### Exercise details
Copy exactly the lines from the one containing "Parse this screenshot: output" through the last line of the records, both included, and nothing more.

### Materials provided

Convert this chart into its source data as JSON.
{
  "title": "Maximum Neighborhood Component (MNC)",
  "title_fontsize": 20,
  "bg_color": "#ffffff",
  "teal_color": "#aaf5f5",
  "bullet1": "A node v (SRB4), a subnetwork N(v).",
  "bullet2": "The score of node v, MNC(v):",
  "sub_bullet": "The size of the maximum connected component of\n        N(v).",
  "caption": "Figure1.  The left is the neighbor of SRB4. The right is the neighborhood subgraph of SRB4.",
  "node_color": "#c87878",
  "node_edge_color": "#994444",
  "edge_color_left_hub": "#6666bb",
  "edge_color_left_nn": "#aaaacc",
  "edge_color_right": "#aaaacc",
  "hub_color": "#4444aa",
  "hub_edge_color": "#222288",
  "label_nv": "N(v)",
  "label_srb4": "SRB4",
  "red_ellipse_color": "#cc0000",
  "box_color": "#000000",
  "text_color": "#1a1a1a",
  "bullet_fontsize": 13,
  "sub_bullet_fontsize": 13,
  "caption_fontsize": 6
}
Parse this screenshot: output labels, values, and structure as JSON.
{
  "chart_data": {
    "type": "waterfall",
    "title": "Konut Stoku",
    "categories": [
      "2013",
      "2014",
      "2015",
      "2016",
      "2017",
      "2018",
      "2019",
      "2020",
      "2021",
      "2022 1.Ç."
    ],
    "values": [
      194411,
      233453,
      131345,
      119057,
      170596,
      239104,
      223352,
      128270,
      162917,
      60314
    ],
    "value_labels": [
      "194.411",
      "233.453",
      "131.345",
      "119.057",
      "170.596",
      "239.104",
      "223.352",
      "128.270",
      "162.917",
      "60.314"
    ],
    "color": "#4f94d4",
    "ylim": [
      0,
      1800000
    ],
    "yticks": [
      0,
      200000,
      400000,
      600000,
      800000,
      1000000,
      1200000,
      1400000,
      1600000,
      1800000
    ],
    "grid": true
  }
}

### Finished answer
Parse this screenshot: output labels, values, and structure as JSON.
{
  "chart_data": {
    "type": "waterfall",
    "title": "Konut Stoku",
    "categories": [
      "2013",
      "2014",
      "2015",
      "2016",
      "2017",
      "2018",
      "2019",
      "2020",
      "2021",
      "2022 1.Ç."
    ],
    "values": [
      194411,
      233453,
      131345,
      119057,
      170596,
      239104,
      223352,
      128270,
      162917,
      60314
    ],
    "value_labels": [
      "194.411",
      "233.453",
      "131.345",
      "119.057",
      "170.596",
      "239.104",
      "223.352",
      "128.270",
      "162.917",
      "60.314"
    ],
    "color": "#4f94d4",
    "ylim": [
      0,
      1800000
    ],
    "yticks": [
      0,
      200000,
      400000,
      600000,
      800000,
      1000000,
      1200000,
      1400000,
      1600000,
      1800000
    ],
    "grid": true
  }
}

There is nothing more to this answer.